### [Set problem]
Rewrite every one of the records below with "candle-body" changed to "candlestick-body" wherever it occurs, leaving everything else the same and omitting the pictures.

Boxed element entries:
==*==

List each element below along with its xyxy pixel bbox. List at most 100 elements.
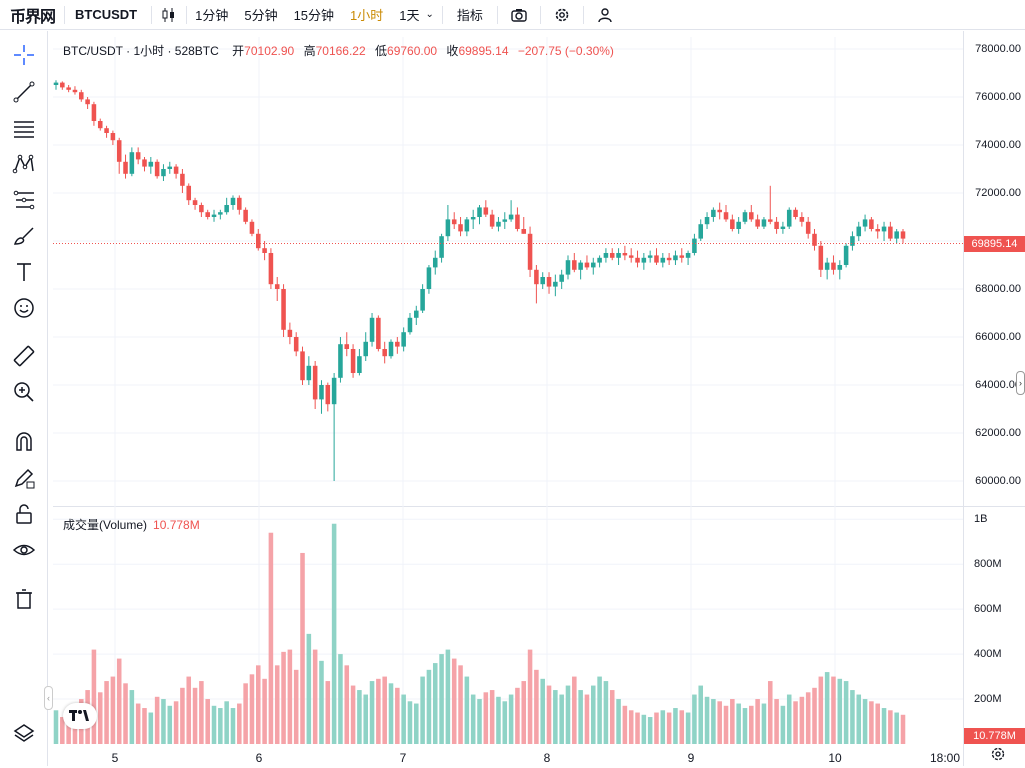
delete-drawings-tool[interactable] xyxy=(10,585,38,613)
interval-1h[interactable]: 1小时 xyxy=(350,8,384,23)
volume-bar xyxy=(496,696,501,744)
volume-bar xyxy=(597,676,602,744)
chart-type-button[interactable] xyxy=(152,0,186,30)
volume-bar xyxy=(717,701,722,744)
candle-body xyxy=(192,200,198,205)
axis-settings-button[interactable] xyxy=(989,745,1007,763)
candle-body xyxy=(736,221,741,229)
candle-body xyxy=(439,236,444,258)
volume-bar xyxy=(888,710,893,744)
emoji-tool[interactable] xyxy=(10,294,38,322)
divider xyxy=(151,5,153,24)
interval-1d[interactable]: 1天 ⌄ xyxy=(391,0,442,30)
volume-tick-label: 1B xyxy=(974,513,988,526)
brush-tool[interactable] xyxy=(10,222,38,250)
symbol-selector[interactable]: BTCUSDT xyxy=(75,7,138,22)
candle-body xyxy=(584,262,590,268)
volume-bar xyxy=(780,705,786,744)
candle-body xyxy=(129,152,135,174)
screenshot-button[interactable] xyxy=(498,0,540,30)
candle-body xyxy=(818,245,824,270)
fib-tool[interactable] xyxy=(10,186,38,214)
trendline-tool[interactable] xyxy=(10,78,38,106)
candle-body xyxy=(344,344,350,349)
candle-body xyxy=(749,212,754,220)
volume-bar xyxy=(635,712,640,744)
price-axis[interactable]: 78000.0076000.0074000.0072000.0070000.00… xyxy=(963,31,1025,766)
volume-bar xyxy=(401,694,406,744)
measure-tool[interactable] xyxy=(10,342,38,370)
scroll-right-handle[interactable]: › xyxy=(1016,371,1025,395)
price-tick-label: 72000.00 xyxy=(975,187,1021,199)
candle-body xyxy=(268,253,274,285)
divider xyxy=(186,5,188,24)
volume-bar xyxy=(306,633,312,744)
divider xyxy=(582,5,584,24)
candle-body xyxy=(609,253,615,258)
candle-body xyxy=(780,226,786,229)
crosshair-tool[interactable] xyxy=(10,41,38,69)
volume-bar xyxy=(584,694,590,744)
volume-bar xyxy=(451,658,457,744)
lock-drawings-tool[interactable] xyxy=(10,464,38,492)
volume-bar xyxy=(274,665,280,744)
volume-bar xyxy=(97,692,103,744)
candle-body xyxy=(553,281,558,287)
volume-bar xyxy=(129,690,135,744)
object-tree-tool[interactable] xyxy=(10,719,38,747)
open-value: 70102.90 xyxy=(244,44,295,58)
horizontal-lines-tool[interactable] xyxy=(10,114,38,142)
volume-bar xyxy=(711,699,716,744)
candle-body xyxy=(281,289,286,330)
pattern-tool[interactable] xyxy=(10,150,38,178)
current-price-label: 69895.14 xyxy=(964,235,1025,252)
collapse-toolbar-handle[interactable]: ‹ xyxy=(44,686,53,710)
volume-bar xyxy=(900,714,906,744)
site-logo[interactable]: 币界网 xyxy=(10,8,56,26)
volume-value: 10.778M xyxy=(153,518,200,532)
candle-body xyxy=(559,274,564,282)
account-button[interactable] xyxy=(584,0,626,30)
visibility-tool[interactable] xyxy=(10,536,38,564)
volume-bar xyxy=(199,681,204,744)
text-tool[interactable] xyxy=(10,258,38,286)
high-value: 70166.22 xyxy=(315,44,366,58)
candle-body xyxy=(786,209,792,227)
candle-body xyxy=(875,229,880,232)
candle-body xyxy=(287,329,293,337)
volume-tick-label: 400M xyxy=(974,648,1002,661)
interval-15m[interactable]: 15分钟 xyxy=(293,8,335,23)
volume-bar xyxy=(376,678,381,744)
candle-body xyxy=(666,257,672,261)
volume-bar xyxy=(660,710,666,744)
indicators-button[interactable]: 指标 xyxy=(456,8,483,23)
candle-body xyxy=(717,209,722,213)
volume-bar xyxy=(293,669,299,744)
candle-body xyxy=(230,197,236,205)
candle-body xyxy=(167,166,173,169)
interval-5m[interactable]: 5分钟 xyxy=(244,8,278,23)
volume-bar xyxy=(521,681,527,744)
volume-bar xyxy=(755,699,760,744)
time-tick-label: 10 xyxy=(828,751,842,765)
volume-bar xyxy=(167,705,173,744)
volume-bar xyxy=(767,681,773,744)
candle-body xyxy=(805,221,811,234)
candle-body xyxy=(515,214,520,229)
lock-tool[interactable] xyxy=(10,500,38,528)
candle-body xyxy=(730,219,735,229)
volume-bar xyxy=(749,705,754,744)
volume-bar xyxy=(647,717,653,744)
volume-bar xyxy=(774,699,779,744)
volume-bar xyxy=(786,694,792,744)
candle-body xyxy=(369,317,375,342)
user-icon xyxy=(598,7,612,22)
magnet-tool[interactable] xyxy=(10,428,38,456)
interval-1m[interactable]: 1分钟 xyxy=(195,8,229,23)
zoom-tool[interactable] xyxy=(10,378,38,406)
candle-body xyxy=(205,212,210,217)
tradingview-logo[interactable] xyxy=(63,703,97,729)
volume-bar xyxy=(875,703,880,744)
settings-button[interactable] xyxy=(541,0,583,30)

==*==

### [Answer to the exercise]
List each element below along with its xyxy pixel bbox. List at most 100 elements.
delete-drawings-tool[interactable] xyxy=(10,585,38,613)
interval-1h[interactable]: 1小时 xyxy=(350,8,384,23)
volume-bar xyxy=(496,696,501,744)
volume-bar xyxy=(597,676,602,744)
chart-type-button[interactable] xyxy=(152,0,186,30)
volume-bar xyxy=(717,701,722,744)
candlestick-body xyxy=(192,200,198,205)
axis-settings-button[interactable] xyxy=(989,745,1007,763)
candlestick-body xyxy=(736,221,741,229)
candlestick-body xyxy=(439,236,444,258)
volume-bar xyxy=(888,710,893,744)
emoji-tool[interactable] xyxy=(10,294,38,322)
divider xyxy=(151,5,153,24)
interval-1d[interactable]: 1天 ⌄ xyxy=(391,0,442,30)
volume-tick-label: 1B xyxy=(974,513,988,526)
brush-tool[interactable] xyxy=(10,222,38,250)
symbol-selector[interactable]: BTCUSDT xyxy=(75,7,138,22)
candlestick-body xyxy=(584,262,590,268)
volume-bar xyxy=(780,705,786,744)
candlestick-body xyxy=(129,152,135,174)
screenshot-button[interactable] xyxy=(498,0,540,30)
candlestick-body xyxy=(818,245,824,270)
fib-tool[interactable] xyxy=(10,186,38,214)
trendline-tool[interactable] xyxy=(10,78,38,106)
candlestick-body xyxy=(344,344,350,349)
candlestick-body xyxy=(749,212,754,220)
volume-bar xyxy=(635,712,640,744)
price-axis[interactable]: 78000.0076000.0074000.0072000.0070000.00… xyxy=(963,31,1025,766)
volume-bar xyxy=(401,694,406,744)
measure-tool[interactable] xyxy=(10,342,38,370)
scroll-right-handle[interactable]: › xyxy=(1016,371,1025,395)
price-tick-label: 72000.00 xyxy=(975,187,1021,199)
candlestick-body xyxy=(268,253,274,285)
divider xyxy=(186,5,188,24)
volume-bar xyxy=(306,633,312,744)
divider xyxy=(582,5,584,24)
candlestick-body xyxy=(609,253,615,258)
candlestick-body xyxy=(780,226,786,229)
crosshair-tool[interactable] xyxy=(10,41,38,69)
volume-bar xyxy=(584,694,590,744)
volume-bar xyxy=(451,658,457,744)
lock-drawings-tool[interactable] xyxy=(10,464,38,492)
volume-bar xyxy=(274,665,280,744)
volume-bar xyxy=(97,692,103,744)
candlestick-body xyxy=(553,281,558,287)
volume-bar xyxy=(129,690,135,744)
object-tree-tool[interactable] xyxy=(10,719,38,747)
open-value: 70102.90 xyxy=(244,44,295,58)
horizontal-lines-tool[interactable] xyxy=(10,114,38,142)
volume-bar xyxy=(711,699,716,744)
candlestick-body xyxy=(281,289,286,330)
pattern-tool[interactable] xyxy=(10,150,38,178)
current-price-label: 69895.14 xyxy=(964,235,1025,252)
collapse-toolbar-handle[interactable]: ‹ xyxy=(44,686,53,710)
volume-bar xyxy=(900,714,906,744)
site-logo[interactable]: 币界网 xyxy=(10,8,56,26)
volume-value: 10.778M xyxy=(153,518,200,532)
candlestick-body xyxy=(559,274,564,282)
account-button[interactable] xyxy=(584,0,626,30)
visibility-tool[interactable] xyxy=(10,536,38,564)
volume-bar xyxy=(199,681,204,744)
text-tool[interactable] xyxy=(10,258,38,286)
high-value: 70166.22 xyxy=(315,44,366,58)
candlestick-body xyxy=(786,209,792,227)
candlestick-body xyxy=(875,229,880,232)
candlestick-body xyxy=(287,329,293,337)
volume-tick-label: 400M xyxy=(974,648,1002,661)
interval-15m[interactable]: 15分钟 xyxy=(293,8,335,23)
volume-bar xyxy=(376,678,381,744)
candlestick-body xyxy=(666,257,672,261)
volume-bar xyxy=(660,710,666,744)
indicators-button[interactable]: 指标 xyxy=(456,8,483,23)
candlestick-body xyxy=(717,209,722,213)
volume-bar xyxy=(293,669,299,744)
candlestick-body xyxy=(230,197,236,205)
candlestick-body xyxy=(167,166,173,169)
interval-5m[interactable]: 5分钟 xyxy=(244,8,278,23)
volume-bar xyxy=(521,681,527,744)
volume-bar xyxy=(755,699,760,744)
time-tick-label: 10 xyxy=(828,751,842,765)
volume-bar xyxy=(167,705,173,744)
volume-bar xyxy=(767,681,773,744)
candlestick-body xyxy=(805,221,811,234)
candlestick-body xyxy=(515,214,520,229)
lock-tool[interactable] xyxy=(10,500,38,528)
candlestick-body xyxy=(730,219,735,229)
volume-bar xyxy=(749,705,754,744)
volume-bar xyxy=(647,717,653,744)
volume-bar xyxy=(774,699,779,744)
volume-bar xyxy=(786,694,792,744)
candlestick-body xyxy=(369,317,375,342)
user-icon xyxy=(598,7,612,22)
magnet-tool[interactable] xyxy=(10,428,38,456)
interval-1m[interactable]: 1分钟 xyxy=(195,8,229,23)
zoom-tool[interactable] xyxy=(10,378,38,406)
candlestick-body xyxy=(205,212,210,217)
tradingview-logo[interactable] xyxy=(63,703,97,729)
volume-bar xyxy=(875,703,880,744)
settings-button[interactable] xyxy=(541,0,583,30)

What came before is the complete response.